▶ _INSTRUÇÃO_
Transcreva, a partir do excerto sobre o discurso de David Cameron apresentado abaixo, o trecho que vai de "Em Paris, Les" até "de David Cameron.".

▶ _EXCERTO DO DOCUMENTO_
--------------------------------------------------

Em Paris, Les Echos considera que o discurso de David Cameron lança
"desafios perigosos". Este diário económico não hesita em comparar o
primeiro-ministro à sua distante antecessora:
Como fez no seu
tempo Margaret Thatcher, David Cameron não se preocupa com o interesse comum
que representa a construção de uma Europa como potência económica – e,
necessariamente política. A sua visão passa por uma Europa feita por medida, da
qual seja possível ser membro sem aceitar todas obrigações, estar na União sem
estar no euro e em Schengen. No entanto, se a crise do euro e os planos de
salvamento da Grécia serviram para alguma coisa, foi para mostrar a necessidade
de uma integração mais estreita dos países europeus, designadamente em matéria
orçamental, fiscal e financeira. Pelo menos entre os 17 países do euro. Não é
evidentemente esse o objetivo de David Cameron.
Na Alemanha, Die Welt considera que
"Cameron põe o dedo nas feridas da UE" e opina – como a esmagadora
maioria dos comentadores alemães – que as dúvidas do primeiro-ministro
britânico são absolutamente legítimas e até "libertadoras".

--------------------------------------------------

Um bloco de dados:
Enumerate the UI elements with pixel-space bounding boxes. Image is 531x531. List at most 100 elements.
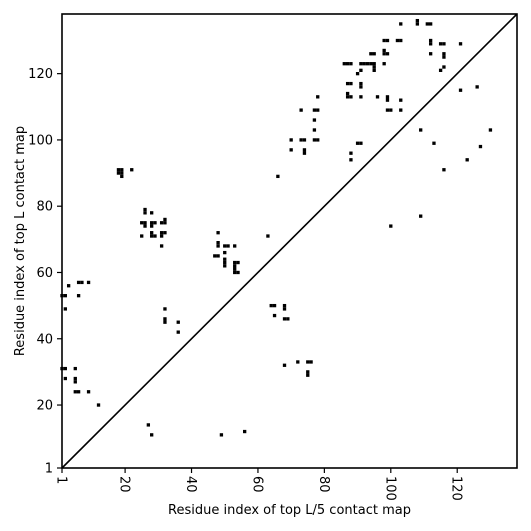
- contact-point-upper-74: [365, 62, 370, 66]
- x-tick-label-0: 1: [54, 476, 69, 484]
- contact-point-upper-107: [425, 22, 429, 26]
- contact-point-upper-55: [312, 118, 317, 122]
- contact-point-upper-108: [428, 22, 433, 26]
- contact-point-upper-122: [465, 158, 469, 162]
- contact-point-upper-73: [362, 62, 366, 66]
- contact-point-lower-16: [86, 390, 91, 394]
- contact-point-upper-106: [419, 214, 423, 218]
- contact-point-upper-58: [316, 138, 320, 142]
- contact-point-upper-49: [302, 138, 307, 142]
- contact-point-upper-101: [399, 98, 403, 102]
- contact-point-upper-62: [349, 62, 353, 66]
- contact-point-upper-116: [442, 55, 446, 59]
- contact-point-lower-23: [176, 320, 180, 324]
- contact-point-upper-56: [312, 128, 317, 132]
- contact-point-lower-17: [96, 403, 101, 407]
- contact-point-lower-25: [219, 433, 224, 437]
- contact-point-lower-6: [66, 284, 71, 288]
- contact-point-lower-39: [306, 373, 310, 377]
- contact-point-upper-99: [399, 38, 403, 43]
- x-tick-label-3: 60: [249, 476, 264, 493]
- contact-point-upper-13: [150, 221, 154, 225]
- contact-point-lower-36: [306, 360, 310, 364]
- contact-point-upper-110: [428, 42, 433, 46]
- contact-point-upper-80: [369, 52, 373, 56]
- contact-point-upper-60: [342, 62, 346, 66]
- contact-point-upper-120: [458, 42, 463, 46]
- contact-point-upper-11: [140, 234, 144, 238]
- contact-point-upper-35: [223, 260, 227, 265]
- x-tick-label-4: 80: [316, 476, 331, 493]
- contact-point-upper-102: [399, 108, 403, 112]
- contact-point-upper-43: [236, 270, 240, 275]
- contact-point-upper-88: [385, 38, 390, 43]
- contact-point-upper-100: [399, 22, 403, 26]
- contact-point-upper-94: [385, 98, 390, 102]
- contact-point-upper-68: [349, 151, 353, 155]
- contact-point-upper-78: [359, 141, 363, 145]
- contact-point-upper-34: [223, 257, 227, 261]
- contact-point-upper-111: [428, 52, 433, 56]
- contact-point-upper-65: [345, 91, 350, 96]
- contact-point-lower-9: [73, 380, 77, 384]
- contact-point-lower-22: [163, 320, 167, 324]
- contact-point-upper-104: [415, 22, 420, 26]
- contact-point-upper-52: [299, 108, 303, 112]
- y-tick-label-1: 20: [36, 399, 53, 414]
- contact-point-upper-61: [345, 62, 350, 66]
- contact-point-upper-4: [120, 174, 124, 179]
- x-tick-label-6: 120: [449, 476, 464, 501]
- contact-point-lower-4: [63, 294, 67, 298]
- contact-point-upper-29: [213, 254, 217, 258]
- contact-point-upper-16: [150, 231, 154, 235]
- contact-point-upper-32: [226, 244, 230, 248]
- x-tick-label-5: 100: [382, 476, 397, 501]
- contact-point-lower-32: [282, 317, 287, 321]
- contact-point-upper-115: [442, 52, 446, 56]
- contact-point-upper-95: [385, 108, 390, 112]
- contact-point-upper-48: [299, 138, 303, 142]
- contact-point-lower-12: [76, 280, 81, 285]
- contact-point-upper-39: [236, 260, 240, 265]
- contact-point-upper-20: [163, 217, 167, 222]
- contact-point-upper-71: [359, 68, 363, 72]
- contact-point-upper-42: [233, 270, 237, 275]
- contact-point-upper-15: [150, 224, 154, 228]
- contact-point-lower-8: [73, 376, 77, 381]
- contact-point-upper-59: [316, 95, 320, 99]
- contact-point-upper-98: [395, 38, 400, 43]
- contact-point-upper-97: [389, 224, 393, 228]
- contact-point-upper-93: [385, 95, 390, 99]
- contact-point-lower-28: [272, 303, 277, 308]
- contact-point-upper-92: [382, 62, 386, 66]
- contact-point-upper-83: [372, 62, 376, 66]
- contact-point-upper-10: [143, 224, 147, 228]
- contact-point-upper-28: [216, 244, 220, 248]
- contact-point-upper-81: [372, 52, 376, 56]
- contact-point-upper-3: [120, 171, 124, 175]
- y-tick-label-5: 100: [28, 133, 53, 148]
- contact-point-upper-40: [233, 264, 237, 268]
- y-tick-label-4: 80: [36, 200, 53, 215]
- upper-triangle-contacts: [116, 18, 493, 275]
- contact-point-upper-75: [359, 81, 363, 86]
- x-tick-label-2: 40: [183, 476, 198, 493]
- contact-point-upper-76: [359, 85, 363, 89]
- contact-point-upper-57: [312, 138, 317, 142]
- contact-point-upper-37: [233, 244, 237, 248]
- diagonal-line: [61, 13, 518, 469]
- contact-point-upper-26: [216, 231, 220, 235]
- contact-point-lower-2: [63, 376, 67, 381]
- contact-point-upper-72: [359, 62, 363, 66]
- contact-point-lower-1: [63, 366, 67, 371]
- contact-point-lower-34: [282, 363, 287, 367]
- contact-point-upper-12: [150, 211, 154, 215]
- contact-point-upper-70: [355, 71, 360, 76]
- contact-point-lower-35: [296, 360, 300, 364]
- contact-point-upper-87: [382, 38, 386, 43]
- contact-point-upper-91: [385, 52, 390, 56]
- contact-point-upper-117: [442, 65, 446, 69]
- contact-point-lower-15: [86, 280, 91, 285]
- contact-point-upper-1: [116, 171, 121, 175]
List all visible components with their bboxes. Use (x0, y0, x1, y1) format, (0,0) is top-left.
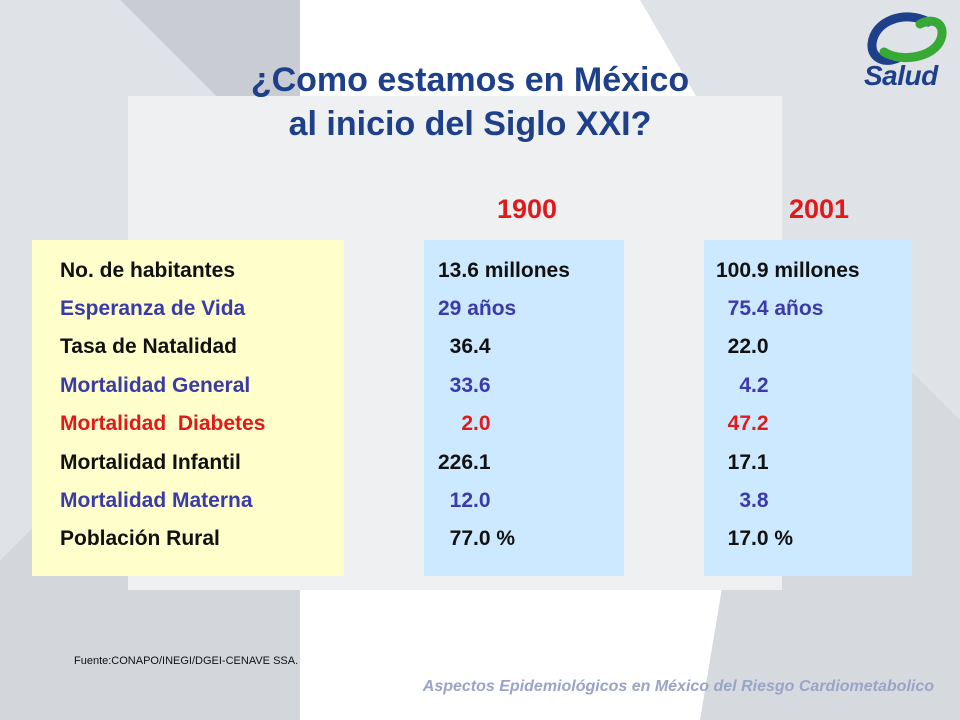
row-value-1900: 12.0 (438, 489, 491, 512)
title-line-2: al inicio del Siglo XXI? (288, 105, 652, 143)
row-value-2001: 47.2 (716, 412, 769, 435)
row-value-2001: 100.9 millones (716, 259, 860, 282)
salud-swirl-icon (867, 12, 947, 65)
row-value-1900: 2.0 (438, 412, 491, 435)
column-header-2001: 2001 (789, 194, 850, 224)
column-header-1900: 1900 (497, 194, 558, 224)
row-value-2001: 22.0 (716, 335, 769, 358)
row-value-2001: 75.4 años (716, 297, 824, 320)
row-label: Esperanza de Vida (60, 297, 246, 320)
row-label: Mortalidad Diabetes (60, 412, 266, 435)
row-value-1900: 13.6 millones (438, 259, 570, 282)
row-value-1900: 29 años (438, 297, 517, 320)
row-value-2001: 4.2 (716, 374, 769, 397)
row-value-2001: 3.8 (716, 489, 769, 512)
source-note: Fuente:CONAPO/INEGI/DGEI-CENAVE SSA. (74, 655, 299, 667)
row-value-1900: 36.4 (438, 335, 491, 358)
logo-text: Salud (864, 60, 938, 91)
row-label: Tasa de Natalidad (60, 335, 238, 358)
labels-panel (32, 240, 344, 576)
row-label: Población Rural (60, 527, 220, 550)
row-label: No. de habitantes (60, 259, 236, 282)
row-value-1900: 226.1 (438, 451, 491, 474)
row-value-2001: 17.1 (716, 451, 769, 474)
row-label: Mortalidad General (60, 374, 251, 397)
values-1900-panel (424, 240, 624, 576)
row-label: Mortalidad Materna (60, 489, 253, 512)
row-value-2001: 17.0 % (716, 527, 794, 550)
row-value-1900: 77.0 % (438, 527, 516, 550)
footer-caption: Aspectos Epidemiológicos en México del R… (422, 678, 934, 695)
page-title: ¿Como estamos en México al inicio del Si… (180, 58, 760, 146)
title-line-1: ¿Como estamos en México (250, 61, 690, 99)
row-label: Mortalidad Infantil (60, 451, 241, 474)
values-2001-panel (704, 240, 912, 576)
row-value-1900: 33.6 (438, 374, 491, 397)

--------------------------------------------------

▶ _RESULTADO DO EXERCÍCIO_
Em Paris, Les Echos considera que o discurso de David Cameron lança
"desafios perigosos". Este diário económico não hesita em comparar o
primeiro-ministro à sua distante antecessora:
Como fez no seu
tempo Margaret Thatcher, David Cameron não se preocupa com o interesse comum
que representa a construção de uma Europa como potência económica – e,
necessariamente política. A sua visão passa por uma Europa feita por medida, da
qual seja possível ser membro sem aceitar todas obrigações, estar na União sem
estar no euro e em Schengen. No entanto, se a crise do euro e os planos de
salvamento da Grécia serviram para alguma coisa, foi para mostrar a necessidade
de uma integração mais estreita dos países europeus, designadamente em matéria
orçamental, fiscal e financeira. Pelo menos entre os 17 países do euro. Não é
evidentemente esse o objetivo de David Cameron.